Exercise objective. Tally each line where the word "data" occurs, then give only the total.

Items.
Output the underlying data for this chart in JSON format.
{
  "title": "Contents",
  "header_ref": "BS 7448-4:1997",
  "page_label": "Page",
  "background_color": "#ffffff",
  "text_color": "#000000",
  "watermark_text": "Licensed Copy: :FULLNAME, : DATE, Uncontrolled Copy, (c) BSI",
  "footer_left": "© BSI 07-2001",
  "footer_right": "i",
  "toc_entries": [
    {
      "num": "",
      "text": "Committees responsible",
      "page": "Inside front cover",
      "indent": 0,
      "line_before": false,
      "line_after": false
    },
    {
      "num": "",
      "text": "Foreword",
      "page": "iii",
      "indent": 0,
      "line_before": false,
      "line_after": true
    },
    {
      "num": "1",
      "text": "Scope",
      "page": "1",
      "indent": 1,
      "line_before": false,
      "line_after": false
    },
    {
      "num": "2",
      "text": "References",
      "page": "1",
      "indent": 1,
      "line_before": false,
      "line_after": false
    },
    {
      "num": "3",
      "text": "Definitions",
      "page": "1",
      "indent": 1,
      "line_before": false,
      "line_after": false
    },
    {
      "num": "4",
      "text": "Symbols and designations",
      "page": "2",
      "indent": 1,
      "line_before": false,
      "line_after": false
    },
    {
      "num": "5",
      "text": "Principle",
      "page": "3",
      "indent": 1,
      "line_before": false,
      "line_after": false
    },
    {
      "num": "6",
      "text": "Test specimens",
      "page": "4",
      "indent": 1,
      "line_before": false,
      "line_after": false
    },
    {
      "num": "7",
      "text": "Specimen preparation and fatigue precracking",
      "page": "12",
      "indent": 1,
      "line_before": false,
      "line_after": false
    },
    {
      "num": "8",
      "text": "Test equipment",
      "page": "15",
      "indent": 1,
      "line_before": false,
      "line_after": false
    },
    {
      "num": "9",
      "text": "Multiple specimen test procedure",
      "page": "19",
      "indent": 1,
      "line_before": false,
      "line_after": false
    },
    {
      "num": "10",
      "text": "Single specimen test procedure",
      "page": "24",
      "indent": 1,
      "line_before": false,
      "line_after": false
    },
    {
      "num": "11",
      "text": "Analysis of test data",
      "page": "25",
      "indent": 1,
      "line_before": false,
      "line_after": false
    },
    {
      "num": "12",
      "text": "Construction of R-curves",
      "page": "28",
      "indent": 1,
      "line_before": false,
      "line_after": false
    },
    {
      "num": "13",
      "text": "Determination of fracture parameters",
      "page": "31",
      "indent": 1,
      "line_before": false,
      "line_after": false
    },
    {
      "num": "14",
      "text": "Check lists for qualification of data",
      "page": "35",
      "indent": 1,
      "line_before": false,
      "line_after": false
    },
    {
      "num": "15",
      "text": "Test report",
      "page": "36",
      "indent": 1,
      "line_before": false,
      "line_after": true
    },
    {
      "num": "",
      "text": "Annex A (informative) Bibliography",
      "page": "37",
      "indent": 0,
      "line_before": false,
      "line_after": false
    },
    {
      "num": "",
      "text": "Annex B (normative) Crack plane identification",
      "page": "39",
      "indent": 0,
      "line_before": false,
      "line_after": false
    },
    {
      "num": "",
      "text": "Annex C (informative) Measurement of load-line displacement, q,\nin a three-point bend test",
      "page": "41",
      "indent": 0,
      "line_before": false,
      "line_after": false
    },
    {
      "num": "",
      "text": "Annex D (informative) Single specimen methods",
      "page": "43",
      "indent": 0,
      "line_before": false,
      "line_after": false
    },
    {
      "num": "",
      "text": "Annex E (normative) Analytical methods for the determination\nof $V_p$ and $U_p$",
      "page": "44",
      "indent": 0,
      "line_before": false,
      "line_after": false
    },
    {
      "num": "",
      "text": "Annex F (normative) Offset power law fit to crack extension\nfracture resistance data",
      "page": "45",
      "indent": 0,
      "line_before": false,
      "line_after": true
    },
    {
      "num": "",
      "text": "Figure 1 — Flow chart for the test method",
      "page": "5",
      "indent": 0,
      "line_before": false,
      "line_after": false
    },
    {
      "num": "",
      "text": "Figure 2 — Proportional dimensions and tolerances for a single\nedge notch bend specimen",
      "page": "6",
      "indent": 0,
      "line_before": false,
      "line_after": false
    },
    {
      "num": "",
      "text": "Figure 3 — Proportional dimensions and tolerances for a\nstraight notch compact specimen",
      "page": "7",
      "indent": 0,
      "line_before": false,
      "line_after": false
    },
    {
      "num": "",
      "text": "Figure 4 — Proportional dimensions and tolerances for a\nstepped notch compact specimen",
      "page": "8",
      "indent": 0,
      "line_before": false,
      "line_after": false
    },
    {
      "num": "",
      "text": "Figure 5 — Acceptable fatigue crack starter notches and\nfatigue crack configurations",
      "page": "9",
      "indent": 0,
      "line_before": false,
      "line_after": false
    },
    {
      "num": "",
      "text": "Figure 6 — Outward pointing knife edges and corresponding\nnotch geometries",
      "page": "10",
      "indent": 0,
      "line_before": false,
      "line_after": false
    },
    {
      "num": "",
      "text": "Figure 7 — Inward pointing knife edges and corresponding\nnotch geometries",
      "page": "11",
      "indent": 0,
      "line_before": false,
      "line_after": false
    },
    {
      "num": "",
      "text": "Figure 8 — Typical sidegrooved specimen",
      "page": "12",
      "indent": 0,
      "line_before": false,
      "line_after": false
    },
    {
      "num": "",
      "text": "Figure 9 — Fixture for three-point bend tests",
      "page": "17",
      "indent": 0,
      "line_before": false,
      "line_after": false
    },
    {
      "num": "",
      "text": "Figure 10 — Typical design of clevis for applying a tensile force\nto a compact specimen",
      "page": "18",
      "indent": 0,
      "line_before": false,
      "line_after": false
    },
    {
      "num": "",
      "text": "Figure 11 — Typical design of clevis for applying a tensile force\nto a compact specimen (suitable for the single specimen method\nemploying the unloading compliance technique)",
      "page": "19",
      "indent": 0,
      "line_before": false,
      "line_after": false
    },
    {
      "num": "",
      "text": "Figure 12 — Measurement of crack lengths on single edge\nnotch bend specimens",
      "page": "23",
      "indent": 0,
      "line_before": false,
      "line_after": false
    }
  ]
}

Exercise solution. 4